EXERCISE BRIEF
Write out all the entries word for word, but skip any images.

[Collected data entries]
- - - -

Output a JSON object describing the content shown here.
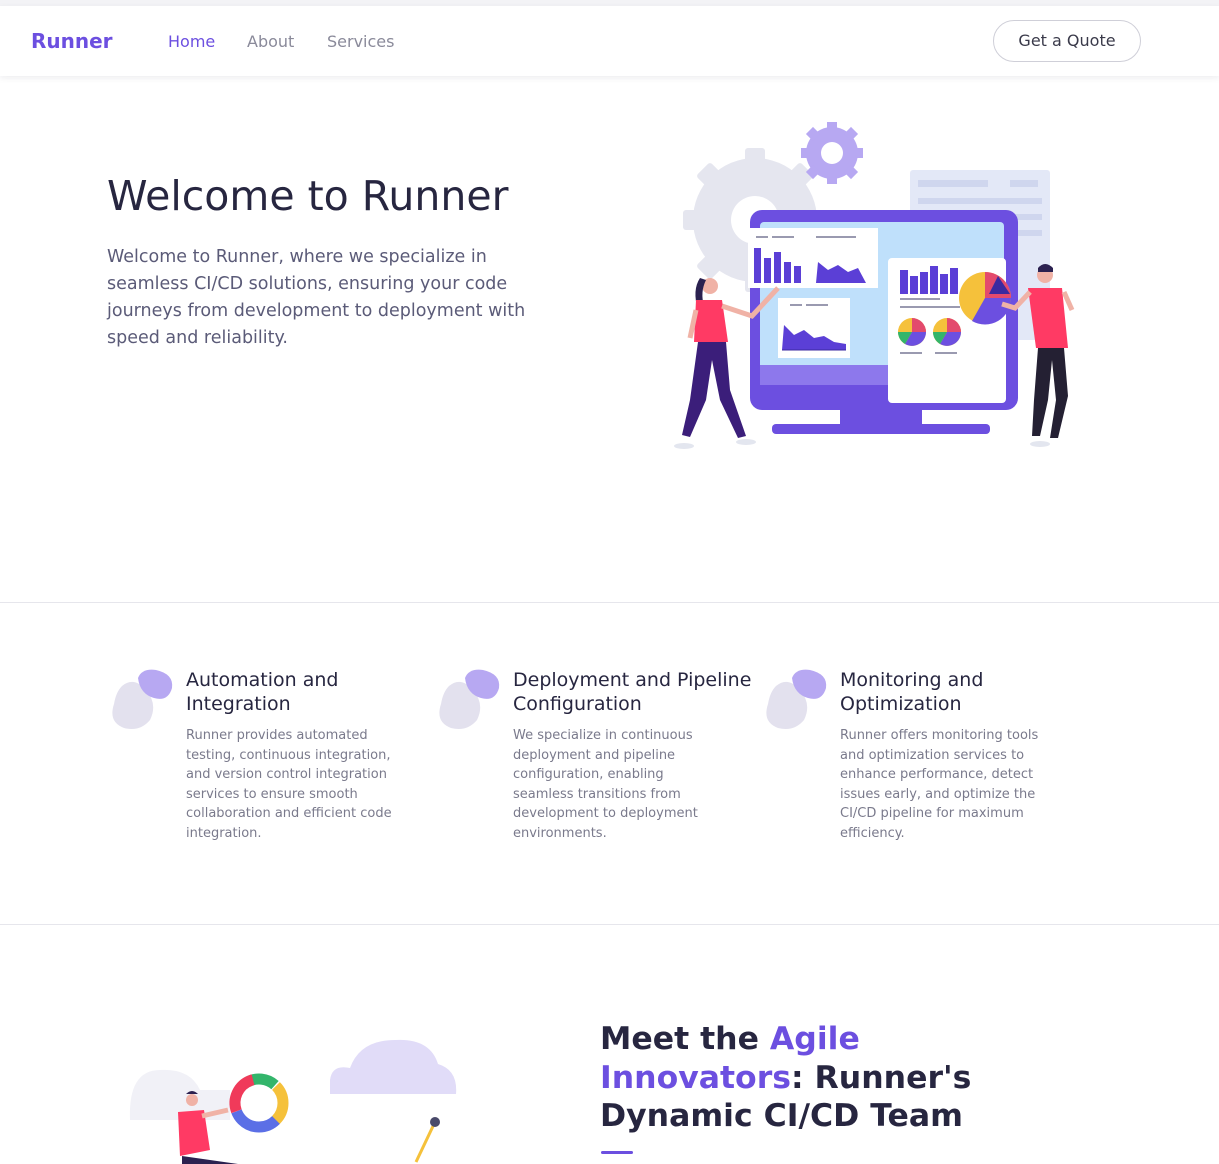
{
  "header": {
    "brand": "Runner",
    "nav": [
      "Home",
      "About",
      "Services"
    ],
    "cta_label": "Get a Quote"
  },
  "hero": {
    "title": "Welcome to Runner",
    "text": "Welcome to Runner, where we specialize in seamless CI/CD solutions, ensuring your code journeys from development to deployment with speed and reliability."
  },
  "features": [
    {
      "title": "Automation and Integration",
      "text": "Runner provides automated testing, continuous integration, and version control integration services to ensure smooth collaboration and efficient code integration."
    },
    {
      "title": "Deployment and Pipeline Configuration",
      "text": "We specialize in continuous deployment and pipeline configuration, enabling seamless transitions from development to deployment environments."
    },
    {
      "title": "Monitoring and Optimization",
      "text": "Runner offers monitoring tools and optimization services to enhance performance, detect issues early, and optimize the CI/CD pipeline for maximum efficiency."
    }
  ],
  "team": {
    "title_pre": "Meet the ",
    "title_accent": "Agile Innovators",
    "title_post": ": Runner's Dynamic CI/CD Team"
  },
  "colors": {
    "accent": "#6c4fe0",
    "heading": "#272640",
    "body": "#5b5b78"
  }
}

- - - -

FULL SOLUTION
Output a JSON object describing the content shown here.
{
  "header": {
    "brand": "Runner",
    "nav": [
      "Home",
      "About",
      "Services"
    ],
    "cta_label": "Get a Quote"
  },
  "hero": {
    "title": "Welcome to Runner",
    "text": "Welcome to Runner, where we specialize in seamless CI/CD solutions, ensuring your code journeys from development to deployment with speed and reliability."
  },
  "features": [
    {
      "title": "Automation and Integration",
      "text": "Runner provides automated testing, continuous integration, and version control integration services to ensure smooth collaboration and efficient code integration."
    },
    {
      "title": "Deployment and Pipeline Configuration",
      "text": "We specialize in continuous deployment and pipeline configuration, enabling seamless transitions from development to deployment environments."
    },
    {
      "title": "Monitoring and Optimization",
      "text": "Runner offers monitoring tools and optimization services to enhance performance, detect issues early, and optimize the CI/CD pipeline for maximum efficiency."
    }
  ],
  "team": {
    "title_pre": "Meet the ",
    "title_accent": "Agile Innovators",
    "title_post": ": Runner's Dynamic CI/CD Team"
  },
  "colors": {
    "accent": "#6c4fe0",
    "heading": "#272640",
    "body": "#5b5b78"
  }
}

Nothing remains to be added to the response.